— start Recorded data —

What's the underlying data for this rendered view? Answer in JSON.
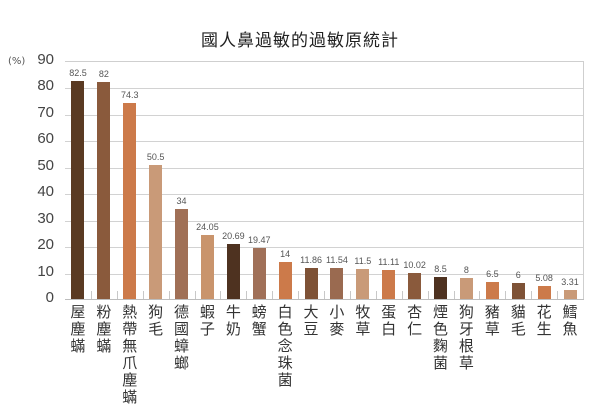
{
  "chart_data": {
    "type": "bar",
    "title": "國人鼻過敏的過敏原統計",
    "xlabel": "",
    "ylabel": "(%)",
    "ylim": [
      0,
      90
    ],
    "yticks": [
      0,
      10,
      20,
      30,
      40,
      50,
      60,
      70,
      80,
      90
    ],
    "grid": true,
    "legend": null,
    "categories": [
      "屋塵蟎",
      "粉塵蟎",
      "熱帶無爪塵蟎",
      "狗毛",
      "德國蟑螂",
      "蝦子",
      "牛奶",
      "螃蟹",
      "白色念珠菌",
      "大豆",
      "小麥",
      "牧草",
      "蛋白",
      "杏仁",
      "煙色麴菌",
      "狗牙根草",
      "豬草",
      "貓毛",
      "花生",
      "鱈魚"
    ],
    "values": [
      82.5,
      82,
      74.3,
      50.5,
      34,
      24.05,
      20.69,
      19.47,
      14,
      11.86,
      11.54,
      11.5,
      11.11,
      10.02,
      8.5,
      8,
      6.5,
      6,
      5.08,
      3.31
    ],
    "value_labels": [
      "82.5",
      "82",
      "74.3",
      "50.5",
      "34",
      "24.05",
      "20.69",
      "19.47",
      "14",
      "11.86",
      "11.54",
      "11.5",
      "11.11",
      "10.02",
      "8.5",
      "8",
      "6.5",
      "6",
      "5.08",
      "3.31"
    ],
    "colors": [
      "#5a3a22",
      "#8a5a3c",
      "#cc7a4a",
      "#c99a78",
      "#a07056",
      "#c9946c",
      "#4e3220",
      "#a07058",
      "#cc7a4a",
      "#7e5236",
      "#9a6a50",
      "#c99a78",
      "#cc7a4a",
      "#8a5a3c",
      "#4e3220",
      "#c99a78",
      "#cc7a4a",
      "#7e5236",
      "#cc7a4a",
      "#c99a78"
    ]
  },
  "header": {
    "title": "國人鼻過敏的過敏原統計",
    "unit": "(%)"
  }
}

— end Recorded data —

**The problem**
From the entries above, output every line exactly and omit any image.

**Output for this exercise**
What's the underlying data for this rendered view? Answer in JSON.
{
  "chart_data": {
    "type": "bar",
    "title": "國人鼻過敏的過敏原統計",
    "xlabel": "",
    "ylabel": "(%)",
    "ylim": [
      0,
      90
    ],
    "yticks": [
      0,
      10,
      20,
      30,
      40,
      50,
      60,
      70,
      80,
      90
    ],
    "grid": true,
    "legend": null,
    "categories": [
      "屋塵蟎",
      "粉塵蟎",
      "熱帶無爪塵蟎",
      "狗毛",
      "德國蟑螂",
      "蝦子",
      "牛奶",
      "螃蟹",
      "白色念珠菌",
      "大豆",
      "小麥",
      "牧草",
      "蛋白",
      "杏仁",
      "煙色麴菌",
      "狗牙根草",
      "豬草",
      "貓毛",
      "花生",
      "鱈魚"
    ],
    "values": [
      82.5,
      82,
      74.3,
      50.5,
      34,
      24.05,
      20.69,
      19.47,
      14,
      11.86,
      11.54,
      11.5,
      11.11,
      10.02,
      8.5,
      8,
      6.5,
      6,
      5.08,
      3.31
    ],
    "value_labels": [
      "82.5",
      "82",
      "74.3",
      "50.5",
      "34",
      "24.05",
      "20.69",
      "19.47",
      "14",
      "11.86",
      "11.54",
      "11.5",
      "11.11",
      "10.02",
      "8.5",
      "8",
      "6.5",
      "6",
      "5.08",
      "3.31"
    ],
    "colors": [
      "#5a3a22",
      "#8a5a3c",
      "#cc7a4a",
      "#c99a78",
      "#a07056",
      "#c9946c",
      "#4e3220",
      "#a07058",
      "#cc7a4a",
      "#7e5236",
      "#9a6a50",
      "#c99a78",
      "#cc7a4a",
      "#8a5a3c",
      "#4e3220",
      "#c99a78",
      "#cc7a4a",
      "#7e5236",
      "#cc7a4a",
      "#c99a78"
    ]
  },
  "header": {
    "title": "國人鼻過敏的過敏原統計",
    "unit": "(%)"
  }
}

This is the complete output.